_Entries supplied:_
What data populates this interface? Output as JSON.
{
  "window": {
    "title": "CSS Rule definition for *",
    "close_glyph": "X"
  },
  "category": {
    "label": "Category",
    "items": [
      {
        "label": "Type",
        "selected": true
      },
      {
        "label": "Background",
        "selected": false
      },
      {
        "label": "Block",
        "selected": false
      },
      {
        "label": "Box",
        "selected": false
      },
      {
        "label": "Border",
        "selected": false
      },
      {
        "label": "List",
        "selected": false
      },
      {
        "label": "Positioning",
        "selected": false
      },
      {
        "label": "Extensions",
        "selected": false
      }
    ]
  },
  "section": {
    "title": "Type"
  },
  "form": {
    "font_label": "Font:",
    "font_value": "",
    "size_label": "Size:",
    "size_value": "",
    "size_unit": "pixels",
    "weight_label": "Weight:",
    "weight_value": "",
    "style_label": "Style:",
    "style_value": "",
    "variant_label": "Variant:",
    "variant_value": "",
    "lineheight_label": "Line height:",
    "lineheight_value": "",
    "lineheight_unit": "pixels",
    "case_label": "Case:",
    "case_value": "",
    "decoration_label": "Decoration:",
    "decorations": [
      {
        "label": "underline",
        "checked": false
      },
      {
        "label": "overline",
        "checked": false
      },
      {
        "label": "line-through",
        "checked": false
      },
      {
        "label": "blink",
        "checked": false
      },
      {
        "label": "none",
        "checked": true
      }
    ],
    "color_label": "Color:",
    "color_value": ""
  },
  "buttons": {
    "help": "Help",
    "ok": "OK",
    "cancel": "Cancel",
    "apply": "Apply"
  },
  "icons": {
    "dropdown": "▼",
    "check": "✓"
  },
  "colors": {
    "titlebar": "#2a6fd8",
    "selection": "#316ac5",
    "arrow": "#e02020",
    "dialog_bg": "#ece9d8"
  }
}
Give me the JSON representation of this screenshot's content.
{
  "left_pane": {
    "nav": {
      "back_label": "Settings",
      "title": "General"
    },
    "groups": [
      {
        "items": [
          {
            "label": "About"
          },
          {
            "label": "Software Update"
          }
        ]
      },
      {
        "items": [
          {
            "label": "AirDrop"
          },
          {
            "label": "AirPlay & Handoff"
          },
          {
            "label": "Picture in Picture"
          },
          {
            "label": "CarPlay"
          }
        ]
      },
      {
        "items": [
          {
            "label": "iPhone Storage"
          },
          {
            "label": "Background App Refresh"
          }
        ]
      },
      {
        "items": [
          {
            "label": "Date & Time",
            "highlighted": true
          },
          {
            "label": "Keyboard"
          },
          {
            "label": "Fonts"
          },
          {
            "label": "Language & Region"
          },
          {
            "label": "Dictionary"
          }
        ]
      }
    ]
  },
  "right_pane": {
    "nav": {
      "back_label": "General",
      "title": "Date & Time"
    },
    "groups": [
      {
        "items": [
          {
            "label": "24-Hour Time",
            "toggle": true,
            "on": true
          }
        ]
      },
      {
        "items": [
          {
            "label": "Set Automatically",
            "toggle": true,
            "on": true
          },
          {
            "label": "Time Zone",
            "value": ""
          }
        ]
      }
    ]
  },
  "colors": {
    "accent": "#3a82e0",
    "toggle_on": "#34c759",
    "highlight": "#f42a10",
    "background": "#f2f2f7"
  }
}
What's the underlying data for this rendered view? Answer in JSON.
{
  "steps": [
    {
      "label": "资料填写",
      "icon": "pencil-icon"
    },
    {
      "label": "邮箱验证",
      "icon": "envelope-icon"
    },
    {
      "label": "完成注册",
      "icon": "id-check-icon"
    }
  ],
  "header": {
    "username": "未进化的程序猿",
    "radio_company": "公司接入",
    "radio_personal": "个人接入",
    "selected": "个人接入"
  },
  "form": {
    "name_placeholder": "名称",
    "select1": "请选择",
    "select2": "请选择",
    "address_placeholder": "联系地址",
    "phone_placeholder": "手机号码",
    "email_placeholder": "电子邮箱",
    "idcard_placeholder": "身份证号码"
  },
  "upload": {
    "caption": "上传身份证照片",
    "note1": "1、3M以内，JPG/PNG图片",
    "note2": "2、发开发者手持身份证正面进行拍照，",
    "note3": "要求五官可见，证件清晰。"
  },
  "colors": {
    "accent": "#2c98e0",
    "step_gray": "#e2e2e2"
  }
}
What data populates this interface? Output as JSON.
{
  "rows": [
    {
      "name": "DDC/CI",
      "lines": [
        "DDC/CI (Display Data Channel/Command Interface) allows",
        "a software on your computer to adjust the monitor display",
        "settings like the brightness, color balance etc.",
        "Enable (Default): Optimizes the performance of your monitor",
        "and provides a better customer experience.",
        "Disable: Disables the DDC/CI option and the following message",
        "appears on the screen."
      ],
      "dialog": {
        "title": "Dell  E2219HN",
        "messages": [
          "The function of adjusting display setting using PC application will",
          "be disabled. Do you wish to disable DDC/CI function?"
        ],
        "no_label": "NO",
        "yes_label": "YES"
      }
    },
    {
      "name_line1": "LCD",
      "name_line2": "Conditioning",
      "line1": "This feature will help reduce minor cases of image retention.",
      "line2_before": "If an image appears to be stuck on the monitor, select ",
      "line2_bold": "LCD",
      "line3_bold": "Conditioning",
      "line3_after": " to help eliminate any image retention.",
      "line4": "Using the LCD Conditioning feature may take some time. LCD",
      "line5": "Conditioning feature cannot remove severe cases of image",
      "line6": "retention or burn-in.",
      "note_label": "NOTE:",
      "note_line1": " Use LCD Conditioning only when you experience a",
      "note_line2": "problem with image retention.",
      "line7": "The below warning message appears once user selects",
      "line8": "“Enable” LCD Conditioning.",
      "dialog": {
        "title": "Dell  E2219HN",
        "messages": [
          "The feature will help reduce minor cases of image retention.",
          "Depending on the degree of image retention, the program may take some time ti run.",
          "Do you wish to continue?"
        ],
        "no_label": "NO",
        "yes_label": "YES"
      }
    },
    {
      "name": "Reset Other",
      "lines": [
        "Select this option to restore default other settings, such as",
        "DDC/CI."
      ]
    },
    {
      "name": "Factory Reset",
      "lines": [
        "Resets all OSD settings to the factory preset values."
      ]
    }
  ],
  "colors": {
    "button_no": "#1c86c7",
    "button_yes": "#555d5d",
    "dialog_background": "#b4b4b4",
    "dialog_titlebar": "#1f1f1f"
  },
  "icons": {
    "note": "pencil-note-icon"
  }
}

_Stated exercise:_
Locate all lines holding the word "appears", then copy them out.

_Full response:_
        "appears on the screen."
      "line2_before": "If an image appears to be stuck on the monitor, select ",
      "line7": "The below warning message appears once user selects",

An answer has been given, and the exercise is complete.